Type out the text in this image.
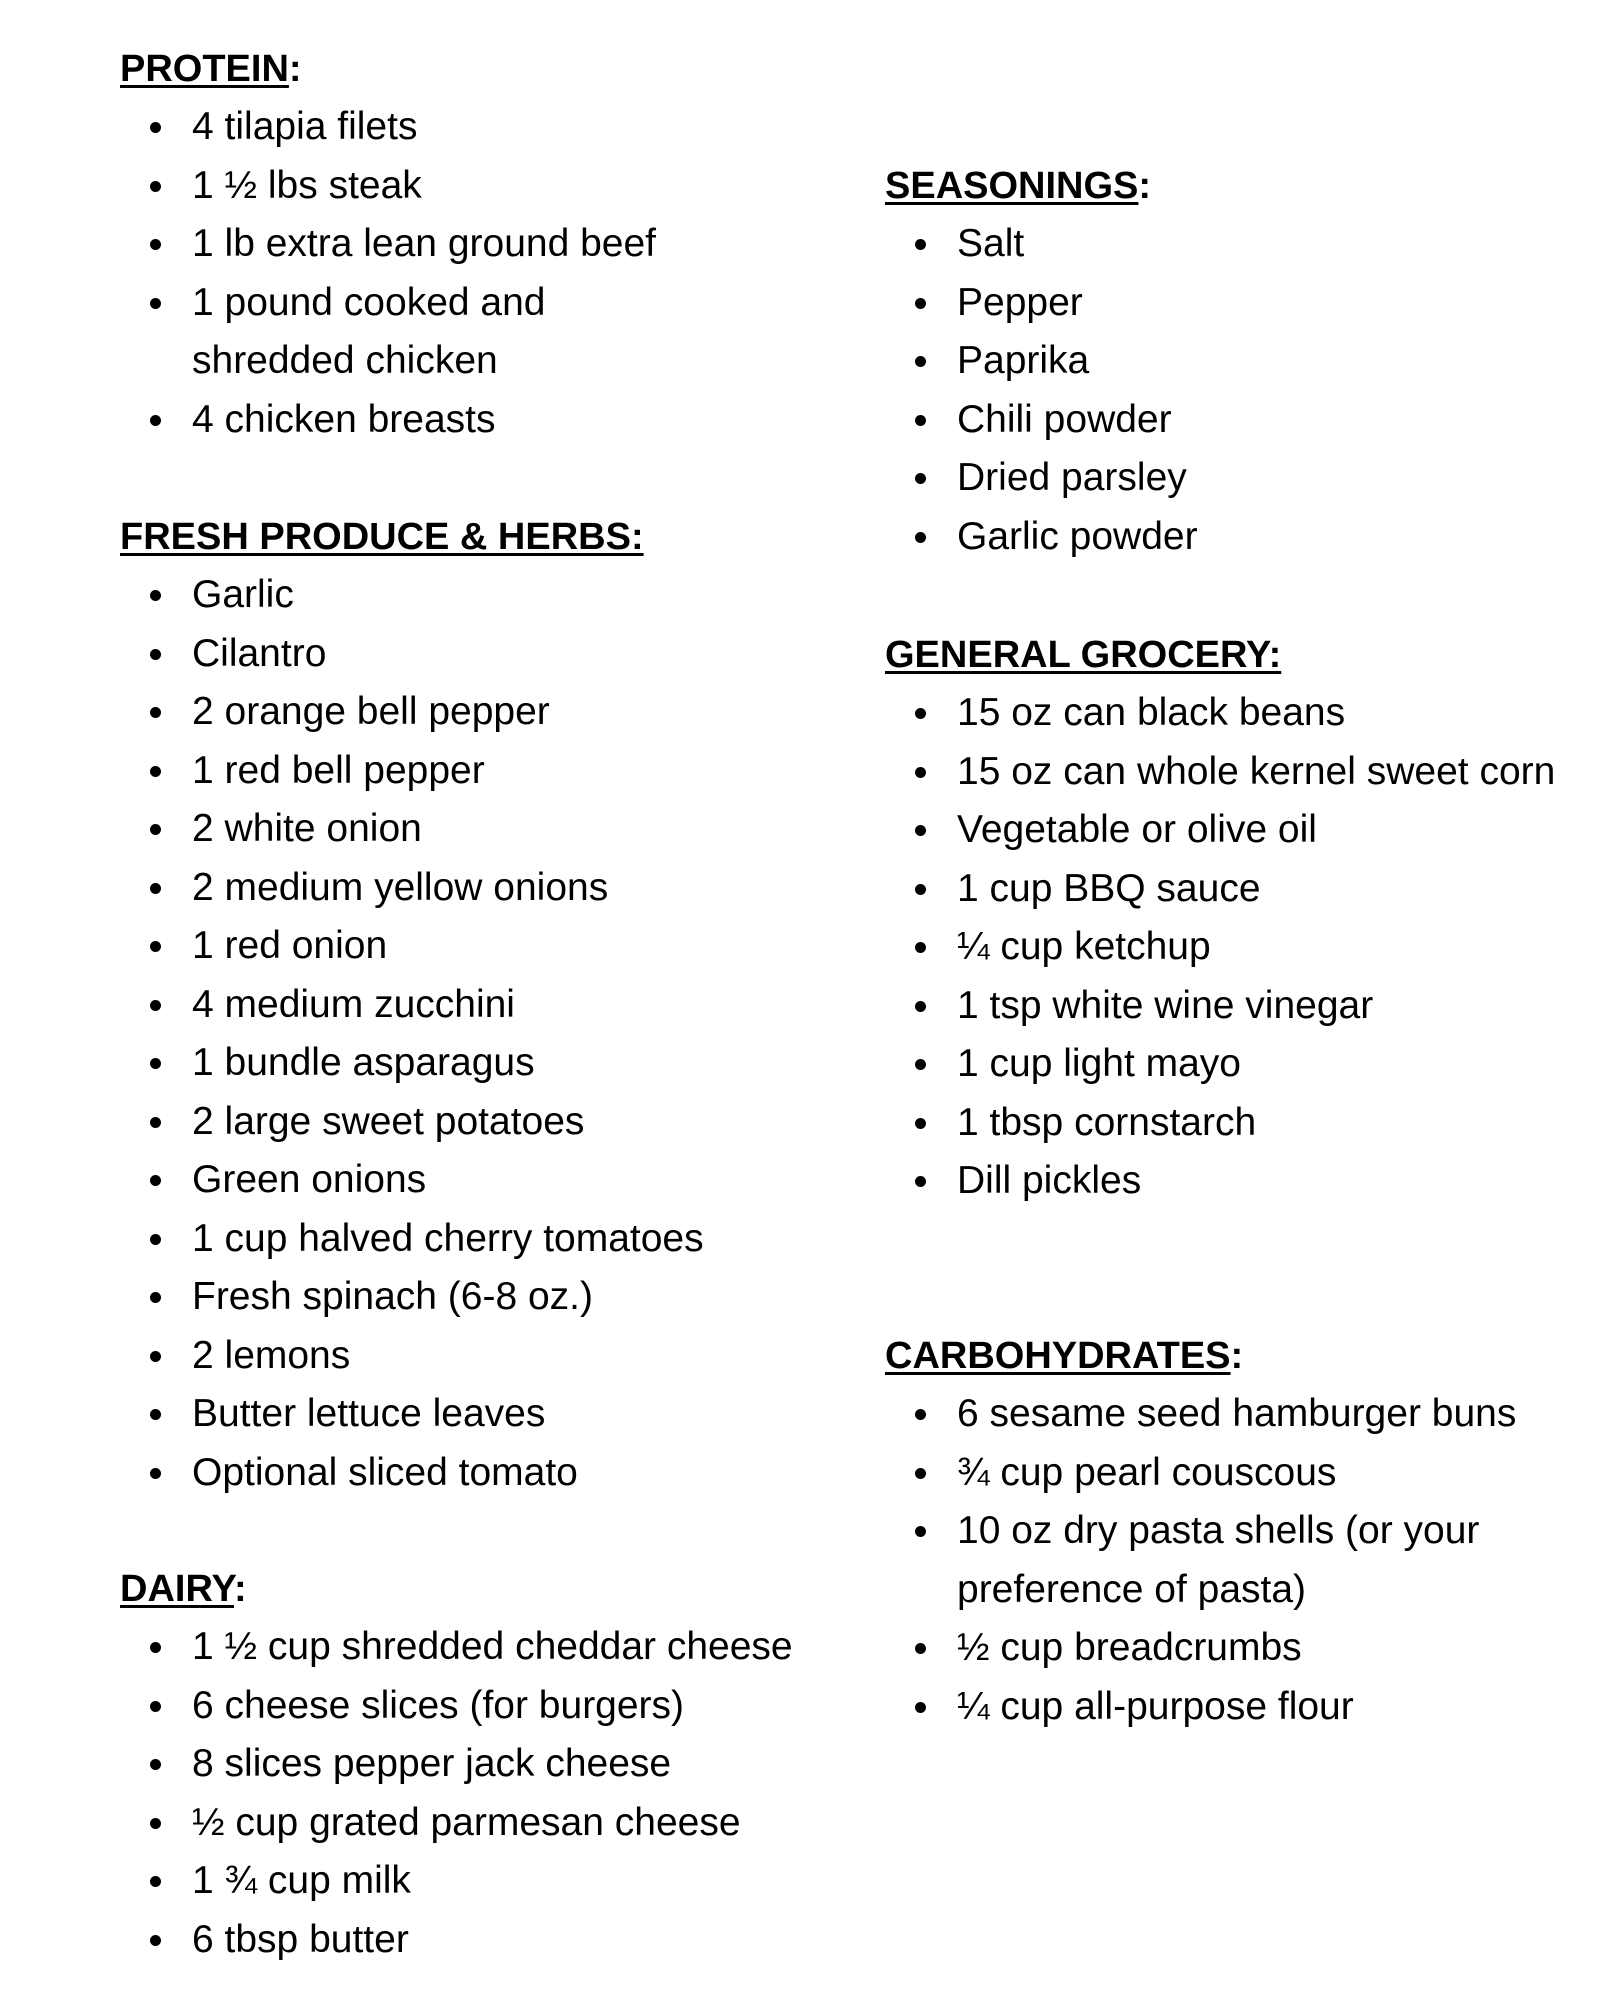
PROTEIN:
4 tilapia filets
1 ½ lbs steak
1 lb extra lean ground beef
1 pound cooked and shredded chicken
4 chicken breasts
FRESH PRODUCE & HERBS:
Garlic
Cilantro
2 orange bell pepper
1 red bell pepper
2 white onion
2 medium yellow onions
1 red onion
4 medium zucchini
1 bundle asparagus
2 large sweet potatoes
Green onions
1 cup halved cherry tomatoes
Fresh spinach (6-8 oz.)
2 lemons
Butter lettuce leaves
Optional sliced tomato
DAIRY:
1 ½ cup shredded cheddar cheese
6 cheese slices (for burgers)
8 slices pepper jack cheese
½ cup grated parmesan cheese
1 ¾ cup milk
6 tbsp butter
SEASONINGS:
Salt
Pepper
Paprika
Chili powder
Dried parsley
Garlic powder
GENERAL GROCERY:
15 oz can black beans
15 oz can whole kernel sweet corn
Vegetable or olive oil
1 cup BBQ sauce
¼ cup ketchup
1 tsp white wine vinegar
1 cup light mayo
1 tbsp cornstarch
Dill pickles
CARBOHYDRATES:
6 sesame seed hamburger buns
¾ cup pearl couscous
10 oz dry pasta shells (or your preference of pasta)
½ cup breadcrumbs
¼ cup all-purpose flour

» **THE PROBLEM**: Print out the complete listing above exactly, dropping each image.

» **EXERCISE OUTPUT**:
Type out the text in this image.
PROTEIN:
4 tilapia filets
1 ½ lbs steak
1 lb extra lean ground beef
1 pound cooked and shredded chicken
4 chicken breasts
FRESH PRODUCE & HERBS:
Garlic
Cilantro
2 orange bell pepper
1 red bell pepper
2 white onion
2 medium yellow onions
1 red onion
4 medium zucchini
1 bundle asparagus
2 large sweet potatoes
Green onions
1 cup halved cherry tomatoes
Fresh spinach (6-8 oz.)
2 lemons
Butter lettuce leaves
Optional sliced tomato
DAIRY:
1 ½ cup shredded cheddar cheese
6 cheese slices (for burgers)
8 slices pepper jack cheese
½ cup grated parmesan cheese
1 ¾ cup milk
6 tbsp butter
SEASONINGS:
Salt
Pepper
Paprika
Chili powder
Dried parsley
Garlic powder
GENERAL GROCERY:
15 oz can black beans
15 oz can whole kernel sweet corn
Vegetable or olive oil
1 cup BBQ sauce
¼ cup ketchup
1 tsp white wine vinegar
1 cup light mayo
1 tbsp cornstarch
Dill pickles
CARBOHYDRATES:
6 sesame seed hamburger buns
¾ cup pearl couscous
10 oz dry pasta shells (or your preference of pasta)
½ cup breadcrumbs
¼ cup all-purpose flour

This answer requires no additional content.